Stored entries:
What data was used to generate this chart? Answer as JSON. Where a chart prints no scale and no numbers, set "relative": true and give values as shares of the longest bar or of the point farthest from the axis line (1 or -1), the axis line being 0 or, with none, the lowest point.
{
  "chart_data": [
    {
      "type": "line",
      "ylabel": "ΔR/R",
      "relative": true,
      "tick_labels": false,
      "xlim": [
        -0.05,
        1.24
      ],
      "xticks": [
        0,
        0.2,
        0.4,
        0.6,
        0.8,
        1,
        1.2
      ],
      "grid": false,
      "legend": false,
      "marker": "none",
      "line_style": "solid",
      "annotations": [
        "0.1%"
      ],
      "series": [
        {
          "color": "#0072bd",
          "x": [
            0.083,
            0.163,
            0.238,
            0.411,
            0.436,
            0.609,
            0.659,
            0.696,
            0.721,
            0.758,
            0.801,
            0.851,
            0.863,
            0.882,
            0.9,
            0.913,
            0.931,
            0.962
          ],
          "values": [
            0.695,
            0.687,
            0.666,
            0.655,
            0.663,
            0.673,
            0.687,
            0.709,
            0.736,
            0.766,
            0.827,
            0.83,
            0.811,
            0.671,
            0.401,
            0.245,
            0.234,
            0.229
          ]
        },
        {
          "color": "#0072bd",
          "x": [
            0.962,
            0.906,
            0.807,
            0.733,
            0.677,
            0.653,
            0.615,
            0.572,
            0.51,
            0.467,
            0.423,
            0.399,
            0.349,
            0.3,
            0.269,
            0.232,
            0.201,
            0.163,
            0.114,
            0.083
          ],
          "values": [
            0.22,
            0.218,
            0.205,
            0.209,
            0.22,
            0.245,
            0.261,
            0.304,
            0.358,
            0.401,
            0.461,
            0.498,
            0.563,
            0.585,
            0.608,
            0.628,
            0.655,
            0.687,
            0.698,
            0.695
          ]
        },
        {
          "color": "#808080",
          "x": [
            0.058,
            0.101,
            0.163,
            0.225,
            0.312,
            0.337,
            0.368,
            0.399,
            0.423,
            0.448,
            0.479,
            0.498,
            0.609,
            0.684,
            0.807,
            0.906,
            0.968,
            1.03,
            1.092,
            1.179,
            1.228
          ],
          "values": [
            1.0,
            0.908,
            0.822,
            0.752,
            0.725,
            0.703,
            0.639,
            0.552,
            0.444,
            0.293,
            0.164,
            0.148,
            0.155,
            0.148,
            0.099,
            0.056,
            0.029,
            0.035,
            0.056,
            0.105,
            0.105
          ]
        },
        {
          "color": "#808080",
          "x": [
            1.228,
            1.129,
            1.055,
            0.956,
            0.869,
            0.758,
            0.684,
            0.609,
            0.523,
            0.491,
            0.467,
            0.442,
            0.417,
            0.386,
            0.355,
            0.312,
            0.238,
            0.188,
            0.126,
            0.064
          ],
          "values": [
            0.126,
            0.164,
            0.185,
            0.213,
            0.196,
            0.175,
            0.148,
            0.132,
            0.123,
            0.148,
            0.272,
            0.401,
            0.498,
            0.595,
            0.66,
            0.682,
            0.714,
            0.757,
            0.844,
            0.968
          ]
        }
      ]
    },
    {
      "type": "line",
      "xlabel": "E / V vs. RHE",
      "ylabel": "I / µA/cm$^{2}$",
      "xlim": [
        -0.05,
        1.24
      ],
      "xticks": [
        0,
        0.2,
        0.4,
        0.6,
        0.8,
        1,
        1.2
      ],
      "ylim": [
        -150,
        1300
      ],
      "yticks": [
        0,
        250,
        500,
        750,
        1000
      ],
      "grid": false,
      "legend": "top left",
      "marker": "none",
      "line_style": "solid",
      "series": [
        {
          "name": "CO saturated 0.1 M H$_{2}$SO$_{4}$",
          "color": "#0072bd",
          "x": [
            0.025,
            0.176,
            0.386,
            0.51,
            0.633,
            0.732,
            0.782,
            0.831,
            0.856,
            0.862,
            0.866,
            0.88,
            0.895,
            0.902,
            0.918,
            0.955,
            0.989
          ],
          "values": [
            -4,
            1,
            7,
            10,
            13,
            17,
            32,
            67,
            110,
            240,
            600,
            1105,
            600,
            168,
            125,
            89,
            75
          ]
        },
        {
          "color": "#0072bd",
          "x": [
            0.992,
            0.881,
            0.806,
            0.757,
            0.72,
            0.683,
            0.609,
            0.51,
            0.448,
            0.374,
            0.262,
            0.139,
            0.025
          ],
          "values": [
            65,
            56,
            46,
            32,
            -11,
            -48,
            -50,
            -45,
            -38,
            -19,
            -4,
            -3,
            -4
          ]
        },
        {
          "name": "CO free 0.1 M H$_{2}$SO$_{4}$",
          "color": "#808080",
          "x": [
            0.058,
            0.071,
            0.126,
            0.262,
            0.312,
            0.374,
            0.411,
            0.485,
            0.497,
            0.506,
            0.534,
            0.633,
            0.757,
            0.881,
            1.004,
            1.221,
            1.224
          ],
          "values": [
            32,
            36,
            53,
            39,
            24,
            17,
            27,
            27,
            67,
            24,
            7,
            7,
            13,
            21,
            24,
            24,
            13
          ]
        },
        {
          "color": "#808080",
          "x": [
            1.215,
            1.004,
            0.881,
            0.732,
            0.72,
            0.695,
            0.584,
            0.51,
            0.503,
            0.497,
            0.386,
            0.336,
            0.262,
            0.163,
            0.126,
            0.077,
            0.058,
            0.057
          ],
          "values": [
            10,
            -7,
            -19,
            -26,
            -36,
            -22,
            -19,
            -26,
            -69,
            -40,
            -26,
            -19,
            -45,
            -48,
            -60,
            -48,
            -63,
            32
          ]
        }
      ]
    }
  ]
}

## Exercise aim
From the listing above, extract every line exactly as it stands.

## Expected output
What data was used to generate this chart? Answer as JSON. Where a chart prints no scale and no numbers, set "relative": true and give values as shares of the longest bar or of the point farthest from the axis line (1 or -1), the axis line being 0 or, with none, the lowest point.
{
  "chart_data": [
    {
      "type": "line",
      "ylabel": "ΔR/R",
      "relative": true,
      "tick_labels": false,
      "xlim": [
        -0.05,
        1.24
      ],
      "xticks": [
        0,
        0.2,
        0.4,
        0.6,
        0.8,
        1,
        1.2
      ],
      "grid": false,
      "legend": false,
      "marker": "none",
      "line_style": "solid",
      "annotations": [
        "0.1%"
      ],
      "series": [
        {
          "color": "#0072bd",
          "x": [
            0.083,
            0.163,
            0.238,
            0.411,
            0.436,
            0.609,
            0.659,
            0.696,
            0.721,
            0.758,
            0.801,
            0.851,
            0.863,
            0.882,
            0.9,
            0.913,
            0.931,
            0.962
          ],
          "values": [
            0.695,
            0.687,
            0.666,
            0.655,
            0.663,
            0.673,
            0.687,
            0.709,
            0.736,
            0.766,
            0.827,
            0.83,
            0.811,
            0.671,
            0.401,
            0.245,
            0.234,
            0.229
          ]
        },
        {
          "color": "#0072bd",
          "x": [
            0.962,
            0.906,
            0.807,
            0.733,
            0.677,
            0.653,
            0.615,
            0.572,
            0.51,
            0.467,
            0.423,
            0.399,
            0.349,
            0.3,
            0.269,
            0.232,
            0.201,
            0.163,
            0.114,
            0.083
          ],
          "values": [
            0.22,
            0.218,
            0.205,
            0.209,
            0.22,
            0.245,
            0.261,
            0.304,
            0.358,
            0.401,
            0.461,
            0.498,
            0.563,
            0.585,
            0.608,
            0.628,
            0.655,
            0.687,
            0.698,
            0.695
          ]
        },
        {
          "color": "#808080",
          "x": [
            0.058,
            0.101,
            0.163,
            0.225,
            0.312,
            0.337,
            0.368,
            0.399,
            0.423,
            0.448,
            0.479,
            0.498,
            0.609,
            0.684,
            0.807,
            0.906,
            0.968,
            1.03,
            1.092,
            1.179,
            1.228
          ],
          "values": [
            1.0,
            0.908,
            0.822,
            0.752,
            0.725,
            0.703,
            0.639,
            0.552,
            0.444,
            0.293,
            0.164,
            0.148,
            0.155,
            0.148,
            0.099,
            0.056,
            0.029,
            0.035,
            0.056,
            0.105,
            0.105
          ]
        },
        {
          "color": "#808080",
          "x": [
            1.228,
            1.129,
            1.055,
            0.956,
            0.869,
            0.758,
            0.684,
            0.609,
            0.523,
            0.491,
            0.467,
            0.442,
            0.417,
            0.386,
            0.355,
            0.312,
            0.238,
            0.188,
            0.126,
            0.064
          ],
          "values": [
            0.126,
            0.164,
            0.185,
            0.213,
            0.196,
            0.175,
            0.148,
            0.132,
            0.123,
            0.148,
            0.272,
            0.401,
            0.498,
            0.595,
            0.66,
            0.682,
            0.714,
            0.757,
            0.844,
            0.968
          ]
        }
      ]
    },
    {
      "type": "line",
      "xlabel": "E / V vs. RHE",
      "ylabel": "I / µA/cm$^{2}$",
      "xlim": [
        -0.05,
        1.24
      ],
      "xticks": [
        0,
        0.2,
        0.4,
        0.6,
        0.8,
        1,
        1.2
      ],
      "ylim": [
        -150,
        1300
      ],
      "yticks": [
        0,
        250,
        500,
        750,
        1000
      ],
      "grid": false,
      "legend": "top left",
      "marker": "none",
      "line_style": "solid",
      "series": [
        {
          "name": "CO saturated 0.1 M H$_{2}$SO$_{4}$",
          "color": "#0072bd",
          "x": [
            0.025,
            0.176,
            0.386,
            0.51,
            0.633,
            0.732,
            0.782,
            0.831,
            0.856,
            0.862,
            0.866,
            0.88,
            0.895,
            0.902,
            0.918,
            0.955,
            0.989
          ],
          "values": [
            -4,
            1,
            7,
            10,
            13,
            17,
            32,
            67,
            110,
            240,
            600,
            1105,
            600,
            168,
            125,
            89,
            75
          ]
        },
        {
          "color": "#0072bd",
          "x": [
            0.992,
            0.881,
            0.806,
            0.757,
            0.72,
            0.683,
            0.609,
            0.51,
            0.448,
            0.374,
            0.262,
            0.139,
            0.025
          ],
          "values": [
            65,
            56,
            46,
            32,
            -11,
            -48,
            -50,
            -45,
            -38,
            -19,
            -4,
            -3,
            -4
          ]
        },
        {
          "name": "CO free 0.1 M H$_{2}$SO$_{4}$",
          "color": "#808080",
          "x": [
            0.058,
            0.071,
            0.126,
            0.262,
            0.312,
            0.374,
            0.411,
            0.485,
            0.497,
            0.506,
            0.534,
            0.633,
            0.757,
            0.881,
            1.004,
            1.221,
            1.224
          ],
          "values": [
            32,
            36,
            53,
            39,
            24,
            17,
            27,
            27,
            67,
            24,
            7,
            7,
            13,
            21,
            24,
            24,
            13
          ]
        },
        {
          "color": "#808080",
          "x": [
            1.215,
            1.004,
            0.881,
            0.732,
            0.72,
            0.695,
            0.584,
            0.51,
            0.503,
            0.497,
            0.386,
            0.336,
            0.262,
            0.163,
            0.126,
            0.077,
            0.058,
            0.057
          ],
          "values": [
            10,
            -7,
            -19,
            -26,
            -36,
            -22,
            -19,
            -26,
            -69,
            -40,
            -26,
            -19,
            -45,
            -48,
            -60,
            -48,
            -63,
            32
          ]
        }
      ]
    }
  ]
}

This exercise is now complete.